## Your instructions:
Print out each record below, unaltered and complete, without its images.

## Exercise inputs:
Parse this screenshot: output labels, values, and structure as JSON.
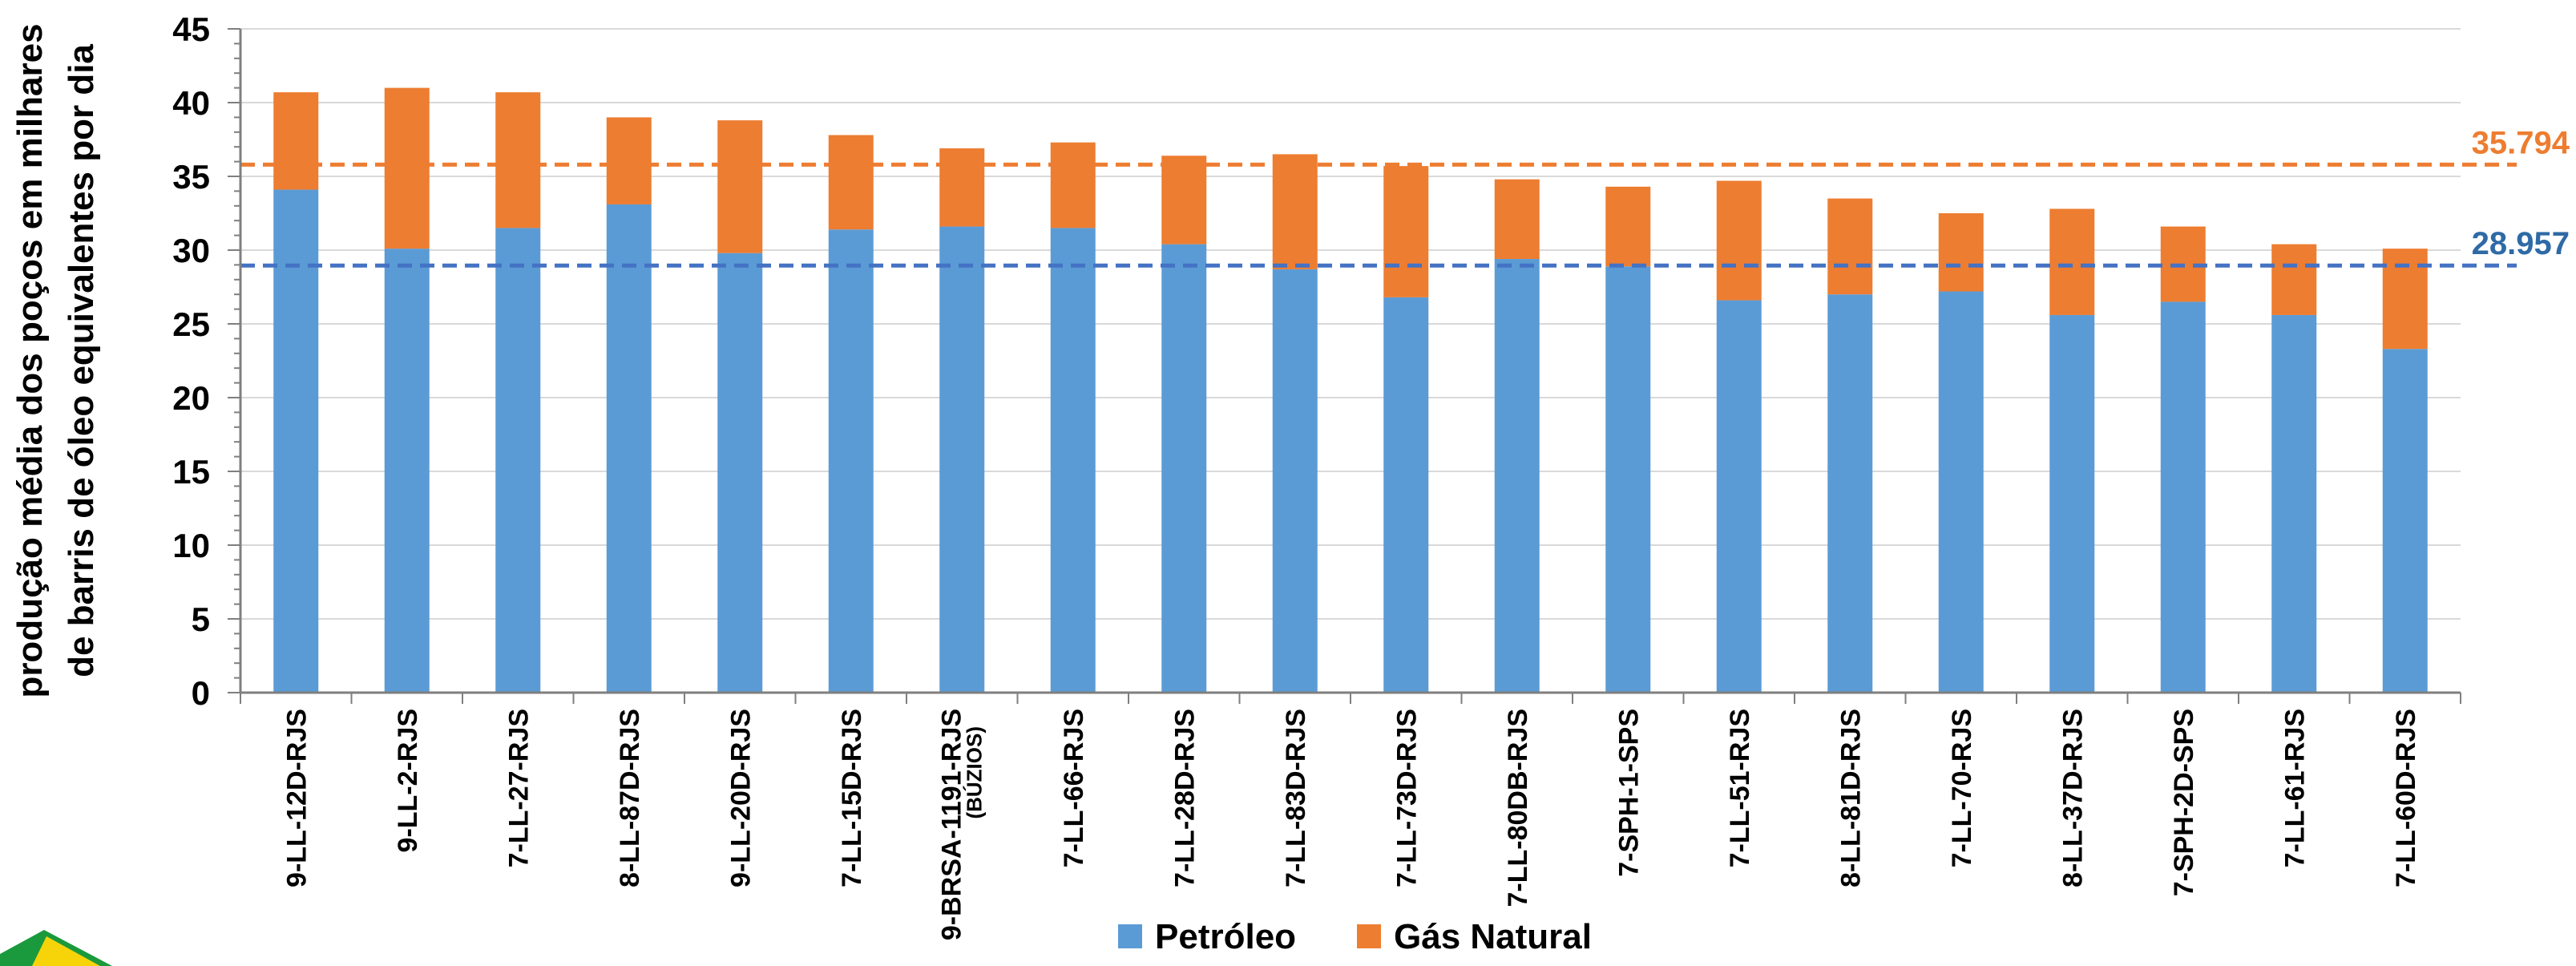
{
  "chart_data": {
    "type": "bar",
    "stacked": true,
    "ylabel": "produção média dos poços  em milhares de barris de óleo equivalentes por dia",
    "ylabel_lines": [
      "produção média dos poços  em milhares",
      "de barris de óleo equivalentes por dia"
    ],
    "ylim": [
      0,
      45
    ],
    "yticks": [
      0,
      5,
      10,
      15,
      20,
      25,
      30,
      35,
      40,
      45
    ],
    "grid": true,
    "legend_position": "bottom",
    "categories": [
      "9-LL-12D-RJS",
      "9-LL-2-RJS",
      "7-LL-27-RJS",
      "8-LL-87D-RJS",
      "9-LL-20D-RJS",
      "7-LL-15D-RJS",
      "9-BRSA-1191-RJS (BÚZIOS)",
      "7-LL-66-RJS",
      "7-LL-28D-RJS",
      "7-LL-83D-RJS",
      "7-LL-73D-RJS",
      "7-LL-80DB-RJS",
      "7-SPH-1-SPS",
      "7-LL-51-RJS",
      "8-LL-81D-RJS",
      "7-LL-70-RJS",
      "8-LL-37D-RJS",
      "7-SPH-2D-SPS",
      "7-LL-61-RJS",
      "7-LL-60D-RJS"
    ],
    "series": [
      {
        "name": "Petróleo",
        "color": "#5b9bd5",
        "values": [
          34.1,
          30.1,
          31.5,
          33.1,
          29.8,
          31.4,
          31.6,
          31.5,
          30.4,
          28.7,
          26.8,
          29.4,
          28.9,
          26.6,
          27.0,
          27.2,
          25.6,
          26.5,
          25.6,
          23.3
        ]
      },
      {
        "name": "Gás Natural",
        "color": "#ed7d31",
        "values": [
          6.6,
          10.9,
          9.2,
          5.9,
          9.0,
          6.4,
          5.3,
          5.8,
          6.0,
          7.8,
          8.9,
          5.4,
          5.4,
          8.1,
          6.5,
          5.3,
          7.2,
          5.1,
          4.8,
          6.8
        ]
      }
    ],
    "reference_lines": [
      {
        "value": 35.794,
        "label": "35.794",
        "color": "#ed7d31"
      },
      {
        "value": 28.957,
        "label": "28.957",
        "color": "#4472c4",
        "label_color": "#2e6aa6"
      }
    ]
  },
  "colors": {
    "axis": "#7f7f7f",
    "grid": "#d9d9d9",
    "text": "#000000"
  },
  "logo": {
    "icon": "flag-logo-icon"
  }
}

## Output below:
Parse this screenshot: output labels, values, and structure as JSON.
{
  "chart_data": {
    "type": "bar",
    "stacked": true,
    "ylabel": "produção média dos poços  em milhares de barris de óleo equivalentes por dia",
    "ylabel_lines": [
      "produção média dos poços  em milhares",
      "de barris de óleo equivalentes por dia"
    ],
    "ylim": [
      0,
      45
    ],
    "yticks": [
      0,
      5,
      10,
      15,
      20,
      25,
      30,
      35,
      40,
      45
    ],
    "grid": true,
    "legend_position": "bottom",
    "categories": [
      "9-LL-12D-RJS",
      "9-LL-2-RJS",
      "7-LL-27-RJS",
      "8-LL-87D-RJS",
      "9-LL-20D-RJS",
      "7-LL-15D-RJS",
      "9-BRSA-1191-RJS (BÚZIOS)",
      "7-LL-66-RJS",
      "7-LL-28D-RJS",
      "7-LL-83D-RJS",
      "7-LL-73D-RJS",
      "7-LL-80DB-RJS",
      "7-SPH-1-SPS",
      "7-LL-51-RJS",
      "8-LL-81D-RJS",
      "7-LL-70-RJS",
      "8-LL-37D-RJS",
      "7-SPH-2D-SPS",
      "7-LL-61-RJS",
      "7-LL-60D-RJS"
    ],
    "series": [
      {
        "name": "Petróleo",
        "color": "#5b9bd5",
        "values": [
          34.1,
          30.1,
          31.5,
          33.1,
          29.8,
          31.4,
          31.6,
          31.5,
          30.4,
          28.7,
          26.8,
          29.4,
          28.9,
          26.6,
          27.0,
          27.2,
          25.6,
          26.5,
          25.6,
          23.3
        ]
      },
      {
        "name": "Gás Natural",
        "color": "#ed7d31",
        "values": [
          6.6,
          10.9,
          9.2,
          5.9,
          9.0,
          6.4,
          5.3,
          5.8,
          6.0,
          7.8,
          8.9,
          5.4,
          5.4,
          8.1,
          6.5,
          5.3,
          7.2,
          5.1,
          4.8,
          6.8
        ]
      }
    ],
    "reference_lines": [
      {
        "value": 35.794,
        "label": "35.794",
        "color": "#ed7d31"
      },
      {
        "value": 28.957,
        "label": "28.957",
        "color": "#4472c4",
        "label_color": "#2e6aa6"
      }
    ]
  },
  "colors": {
    "axis": "#7f7f7f",
    "grid": "#d9d9d9",
    "text": "#000000"
  },
  "logo": {
    "icon": "flag-logo-icon"
  }
}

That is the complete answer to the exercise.